→ Your goal: Your task is to output all the records below, word for word.

Data items:
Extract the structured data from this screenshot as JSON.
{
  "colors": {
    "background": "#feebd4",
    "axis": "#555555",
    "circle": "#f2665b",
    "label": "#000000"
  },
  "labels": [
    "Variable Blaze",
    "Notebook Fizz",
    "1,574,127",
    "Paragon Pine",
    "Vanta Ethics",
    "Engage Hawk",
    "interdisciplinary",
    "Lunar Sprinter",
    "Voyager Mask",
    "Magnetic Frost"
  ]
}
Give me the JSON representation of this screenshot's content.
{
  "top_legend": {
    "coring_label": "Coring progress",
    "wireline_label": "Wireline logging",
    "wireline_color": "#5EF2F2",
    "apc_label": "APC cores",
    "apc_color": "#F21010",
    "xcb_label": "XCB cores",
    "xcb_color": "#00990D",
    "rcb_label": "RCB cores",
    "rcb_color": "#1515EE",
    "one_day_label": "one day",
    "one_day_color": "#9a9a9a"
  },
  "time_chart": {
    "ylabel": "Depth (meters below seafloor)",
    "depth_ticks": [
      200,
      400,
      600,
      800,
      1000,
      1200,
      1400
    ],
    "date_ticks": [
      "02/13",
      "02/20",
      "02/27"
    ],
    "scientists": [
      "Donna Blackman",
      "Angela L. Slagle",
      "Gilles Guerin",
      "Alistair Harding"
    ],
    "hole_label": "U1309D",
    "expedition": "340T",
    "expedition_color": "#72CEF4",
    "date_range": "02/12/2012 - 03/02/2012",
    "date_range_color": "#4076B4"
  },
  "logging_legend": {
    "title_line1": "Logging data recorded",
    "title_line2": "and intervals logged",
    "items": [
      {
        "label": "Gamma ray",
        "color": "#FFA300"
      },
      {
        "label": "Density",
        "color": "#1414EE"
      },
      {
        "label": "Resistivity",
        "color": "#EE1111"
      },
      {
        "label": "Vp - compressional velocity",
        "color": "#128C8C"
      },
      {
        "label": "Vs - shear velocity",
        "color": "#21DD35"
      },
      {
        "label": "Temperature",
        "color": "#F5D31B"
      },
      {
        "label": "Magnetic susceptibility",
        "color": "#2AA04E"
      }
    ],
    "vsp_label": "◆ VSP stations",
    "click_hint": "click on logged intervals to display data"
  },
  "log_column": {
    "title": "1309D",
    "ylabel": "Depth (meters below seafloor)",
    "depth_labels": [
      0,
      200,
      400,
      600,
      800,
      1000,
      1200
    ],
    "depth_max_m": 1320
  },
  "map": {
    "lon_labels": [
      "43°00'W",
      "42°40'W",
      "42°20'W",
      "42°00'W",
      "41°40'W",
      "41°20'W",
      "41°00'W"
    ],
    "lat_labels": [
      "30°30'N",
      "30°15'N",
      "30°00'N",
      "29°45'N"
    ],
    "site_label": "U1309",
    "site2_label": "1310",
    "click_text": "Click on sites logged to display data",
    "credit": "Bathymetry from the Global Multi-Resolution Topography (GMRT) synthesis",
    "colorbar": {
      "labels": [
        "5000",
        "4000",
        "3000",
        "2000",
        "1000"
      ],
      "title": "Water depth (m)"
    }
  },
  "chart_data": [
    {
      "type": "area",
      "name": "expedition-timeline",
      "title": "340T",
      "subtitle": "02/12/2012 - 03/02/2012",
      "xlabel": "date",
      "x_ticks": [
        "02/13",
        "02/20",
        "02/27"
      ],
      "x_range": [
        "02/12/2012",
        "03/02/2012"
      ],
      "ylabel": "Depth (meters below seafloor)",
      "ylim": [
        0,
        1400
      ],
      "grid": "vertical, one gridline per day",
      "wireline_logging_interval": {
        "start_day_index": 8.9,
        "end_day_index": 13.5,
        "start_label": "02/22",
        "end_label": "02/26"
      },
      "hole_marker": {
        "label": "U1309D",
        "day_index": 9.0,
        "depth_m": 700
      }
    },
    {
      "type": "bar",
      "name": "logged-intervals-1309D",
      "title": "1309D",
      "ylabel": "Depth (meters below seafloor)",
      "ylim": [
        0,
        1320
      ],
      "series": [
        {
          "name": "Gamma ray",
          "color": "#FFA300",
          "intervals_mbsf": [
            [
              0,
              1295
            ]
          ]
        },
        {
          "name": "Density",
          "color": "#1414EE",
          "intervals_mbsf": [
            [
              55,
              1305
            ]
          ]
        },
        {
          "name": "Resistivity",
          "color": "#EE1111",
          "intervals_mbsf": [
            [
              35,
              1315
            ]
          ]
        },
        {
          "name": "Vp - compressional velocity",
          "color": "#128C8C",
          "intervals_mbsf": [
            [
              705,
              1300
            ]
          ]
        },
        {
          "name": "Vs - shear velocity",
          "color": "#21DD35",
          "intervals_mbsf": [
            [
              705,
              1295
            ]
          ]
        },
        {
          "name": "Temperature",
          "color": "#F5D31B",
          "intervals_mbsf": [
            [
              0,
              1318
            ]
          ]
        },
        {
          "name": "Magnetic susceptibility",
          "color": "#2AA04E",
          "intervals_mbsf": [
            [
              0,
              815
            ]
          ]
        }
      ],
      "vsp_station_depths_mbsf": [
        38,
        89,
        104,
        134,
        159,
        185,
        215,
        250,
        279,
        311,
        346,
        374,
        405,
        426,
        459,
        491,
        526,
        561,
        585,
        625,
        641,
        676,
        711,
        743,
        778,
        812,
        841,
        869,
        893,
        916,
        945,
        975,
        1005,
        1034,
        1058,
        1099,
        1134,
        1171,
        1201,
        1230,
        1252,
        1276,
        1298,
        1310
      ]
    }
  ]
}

→ Completed exercise:
Extract the structured data from this screenshot as JSON.
{
  "colors": {
    "background": "#feebd4",
    "axis": "#555555",
    "circle": "#f2665b",
    "label": "#000000"
  },
  "labels": [
    "Variable Blaze",
    "Notebook Fizz",
    "1,574,127",
    "Paragon Pine",
    "Vanta Ethics",
    "Engage Hawk",
    "interdisciplinary",
    "Lunar Sprinter",
    "Voyager Mask",
    "Magnetic Frost"
  ]
}
Give me the JSON representation of this screenshot's content.
{
  "top_legend": {
    "coring_label": "Coring progress",
    "wireline_label": "Wireline logging",
    "wireline_color": "#5EF2F2",
    "apc_label": "APC cores",
    "apc_color": "#F21010",
    "xcb_label": "XCB cores",
    "xcb_color": "#00990D",
    "rcb_label": "RCB cores",
    "rcb_color": "#1515EE",
    "one_day_label": "one day",
    "one_day_color": "#9a9a9a"
  },
  "time_chart": {
    "ylabel": "Depth (meters below seafloor)",
    "depth_ticks": [
      200,
      400,
      600,
      800,
      1000,
      1200,
      1400
    ],
    "date_ticks": [
      "02/13",
      "02/20",
      "02/27"
    ],
    "scientists": [
      "Donna Blackman",
      "Angela L. Slagle",
      "Gilles Guerin",
      "Alistair Harding"
    ],
    "hole_label": "U1309D",
    "expedition": "340T",
    "expedition_color": "#72CEF4",
    "date_range": "02/12/2012 - 03/02/2012",
    "date_range_color": "#4076B4"
  },
  "logging_legend": {
    "title_line1": "Logging data recorded",
    "title_line2": "and intervals logged",
    "items": [
      {
        "label": "Gamma ray",
        "color": "#FFA300"
      },
      {
        "label": "Density",
        "color": "#1414EE"
      },
      {
        "label": "Resistivity",
        "color": "#EE1111"
      },
      {
        "label": "Vp - compressional velocity",
        "color": "#128C8C"
      },
      {
        "label": "Vs - shear velocity",
        "color": "#21DD35"
      },
      {
        "label": "Temperature",
        "color": "#F5D31B"
      },
      {
        "label": "Magnetic susceptibility",
        "color": "#2AA04E"
      }
    ],
    "vsp_label": "◆ VSP stations",
    "click_hint": "click on logged intervals to display data"
  },
  "log_column": {
    "title": "1309D",
    "ylabel": "Depth (meters below seafloor)",
    "depth_labels": [
      0,
      200,
      400,
      600,
      800,
      1000,
      1200
    ],
    "depth_max_m": 1320
  },
  "map": {
    "lon_labels": [
      "43°00'W",
      "42°40'W",
      "42°20'W",
      "42°00'W",
      "41°40'W",
      "41°20'W",
      "41°00'W"
    ],
    "lat_labels": [
      "30°30'N",
      "30°15'N",
      "30°00'N",
      "29°45'N"
    ],
    "site_label": "U1309",
    "site2_label": "1310",
    "click_text": "Click on sites logged to display data",
    "credit": "Bathymetry from the Global Multi-Resolution Topography (GMRT) synthesis",
    "colorbar": {
      "labels": [
        "5000",
        "4000",
        "3000",
        "2000",
        "1000"
      ],
      "title": "Water depth (m)"
    }
  },
  "chart_data": [
    {
      "type": "area",
      "name": "expedition-timeline",
      "title": "340T",
      "subtitle": "02/12/2012 - 03/02/2012",
      "xlabel": "date",
      "x_ticks": [
        "02/13",
        "02/20",
        "02/27"
      ],
      "x_range": [
        "02/12/2012",
        "03/02/2012"
      ],
      "ylabel": "Depth (meters below seafloor)",
      "ylim": [
        0,
        1400
      ],
      "grid": "vertical, one gridline per day",
      "wireline_logging_interval": {
        "start_day_index": 8.9,
        "end_day_index": 13.5,
        "start_label": "02/22",
        "end_label": "02/26"
      },
      "hole_marker": {
        "label": "U1309D",
        "day_index": 9.0,
        "depth_m": 700
      }
    },
    {
      "type": "bar",
      "name": "logged-intervals-1309D",
      "title": "1309D",
      "ylabel": "Depth (meters below seafloor)",
      "ylim": [
        0,
        1320
      ],
      "series": [
        {
          "name": "Gamma ray",
          "color": "#FFA300",
          "intervals_mbsf": [
            [
              0,
              1295
            ]
          ]
        },
        {
          "name": "Density",
          "color": "#1414EE",
          "intervals_mbsf": [
            [
              55,
              1305
            ]
          ]
        },
        {
          "name": "Resistivity",
          "color": "#EE1111",
          "intervals_mbsf": [
            [
              35,
              1315
            ]
          ]
        },
        {
          "name": "Vp - compressional velocity",
          "color": "#128C8C",
          "intervals_mbsf": [
            [
              705,
              1300
            ]
          ]
        },
        {
          "name": "Vs - shear velocity",
          "color": "#21DD35",
          "intervals_mbsf": [
            [
              705,
              1295
            ]
          ]
        },
        {
          "name": "Temperature",
          "color": "#F5D31B",
          "intervals_mbsf": [
            [
              0,
              1318
            ]
          ]
        },
        {
          "name": "Magnetic susceptibility",
          "color": "#2AA04E",
          "intervals_mbsf": [
            [
              0,
              815
            ]
          ]
        }
      ],
      "vsp_station_depths_mbsf": [
        38,
        89,
        104,
        134,
        159,
        185,
        215,
        250,
        279,
        311,
        346,
        374,
        405,
        426,
        459,
        491,
        526,
        561,
        585,
        625,
        641,
        676,
        711,
        743,
        778,
        812,
        841,
        869,
        893,
        916,
        945,
        975,
        1005,
        1034,
        1058,
        1099,
        1134,
        1171,
        1201,
        1230,
        1252,
        1276,
        1298,
        1310
      ]
    }
  ]
}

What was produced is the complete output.